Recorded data

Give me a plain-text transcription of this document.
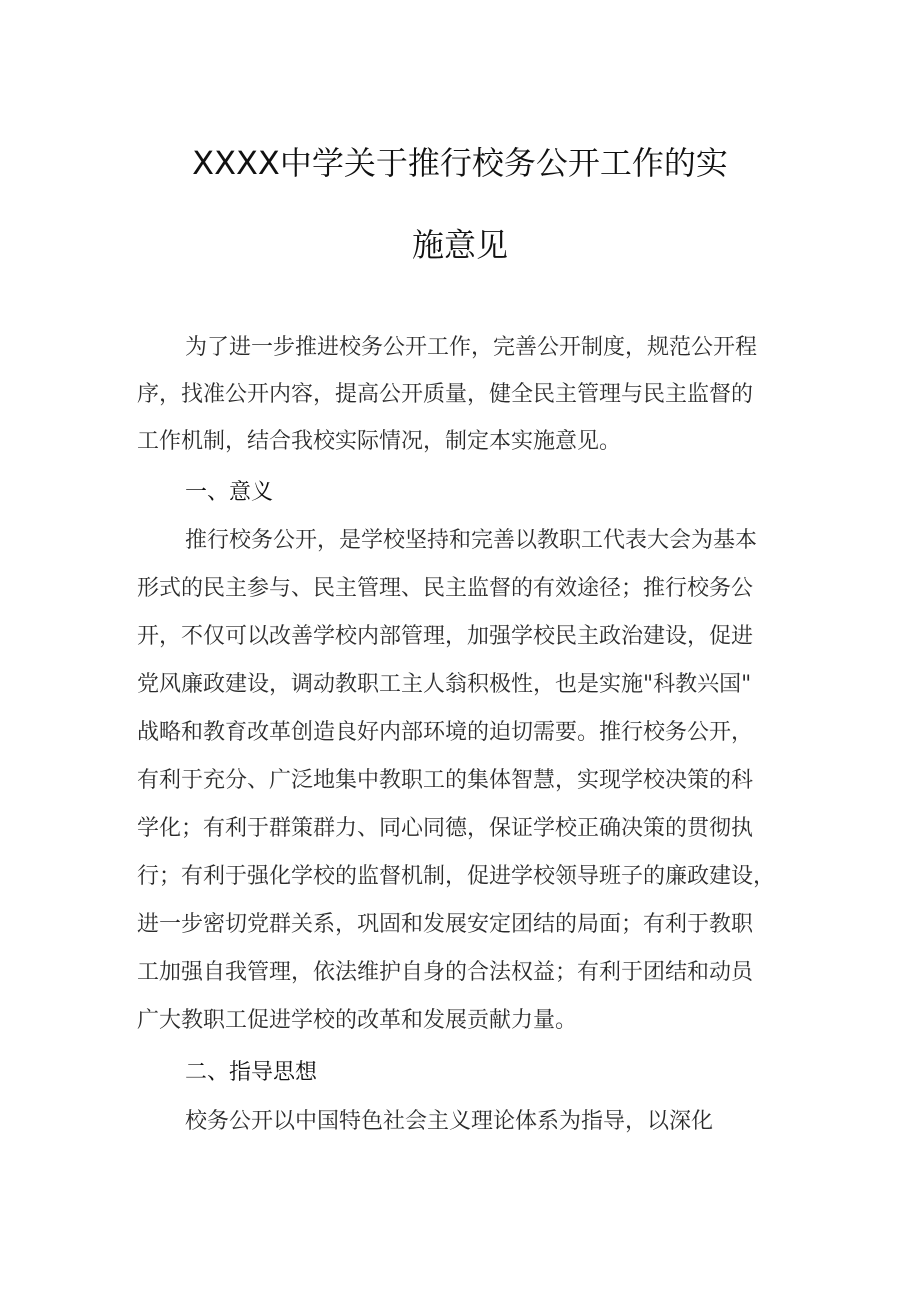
XXXX中学关于推行校务公开工作的实
施意见
为了进一步推进校务公开工作，完善公开制度，规范公开程
序，找准公开内容，提高公开质量，健全民主管理与民主监督的
工作机制，结合我校实际情况，制定本实施意见。
一、意义
推行校务公开，是学校坚持和完善以教职工代表大会为基本
形式的民主参与、民主管理、民主监督的有效途径；推行校务公
开，不仅可以改善学校内部管理，加强学校民主政治建设，促进
党风廉政建设，调动教职工主人翁积极性，也是实施"科教兴国"
战略和教育改革创造良好内部环境的迫切需要。推行校务公开，
有利于充分、广泛地集中教职工的集体智慧，实现学校决策的科
学化；有利于群策群力、同心同德，保证学校正确决策的贯彻执
行；有利于强化学校的监督机制，促进学校领导班子的廉政建设，
进一步密切党群关系，巩固和发展安定团结的局面；有利于教职
工加强自我管理，依法维护自身的合法权益；有利于团结和动员
广大教职工促进学校的改革和发展贡献力量。
二、指导思想
校务公开以中国特色社会主义理论体系为指导，以深化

## TASK DETAILS
Every record must be copied exactly, with the pictures left out.

## FULL RESPONSE
Give me a plain-text transcription of this document.
XXXX中学关于推行校务公开工作的实
施意见
为了进一步推进校务公开工作，完善公开制度，规范公开程
序，找准公开内容，提高公开质量，健全民主管理与民主监督的
工作机制，结合我校实际情况，制定本实施意见。
一、意义
推行校务公开，是学校坚持和完善以教职工代表大会为基本
形式的民主参与、民主管理、民主监督的有效途径；推行校务公
开，不仅可以改善学校内部管理，加强学校民主政治建设，促进
党风廉政建设，调动教职工主人翁积极性，也是实施"科教兴国"
战略和教育改革创造良好内部环境的迫切需要。推行校务公开，
有利于充分、广泛地集中教职工的集体智慧，实现学校决策的科
学化；有利于群策群力、同心同德，保证学校正确决策的贯彻执
行；有利于强化学校的监督机制，促进学校领导班子的廉政建设，
进一步密切党群关系，巩固和发展安定团结的局面；有利于教职
工加强自我管理，依法维护自身的合法权益；有利于团结和动员
广大教职工促进学校的改革和发展贡献力量。
二、指导思想
校务公开以中国特色社会主义理论体系为指导，以深化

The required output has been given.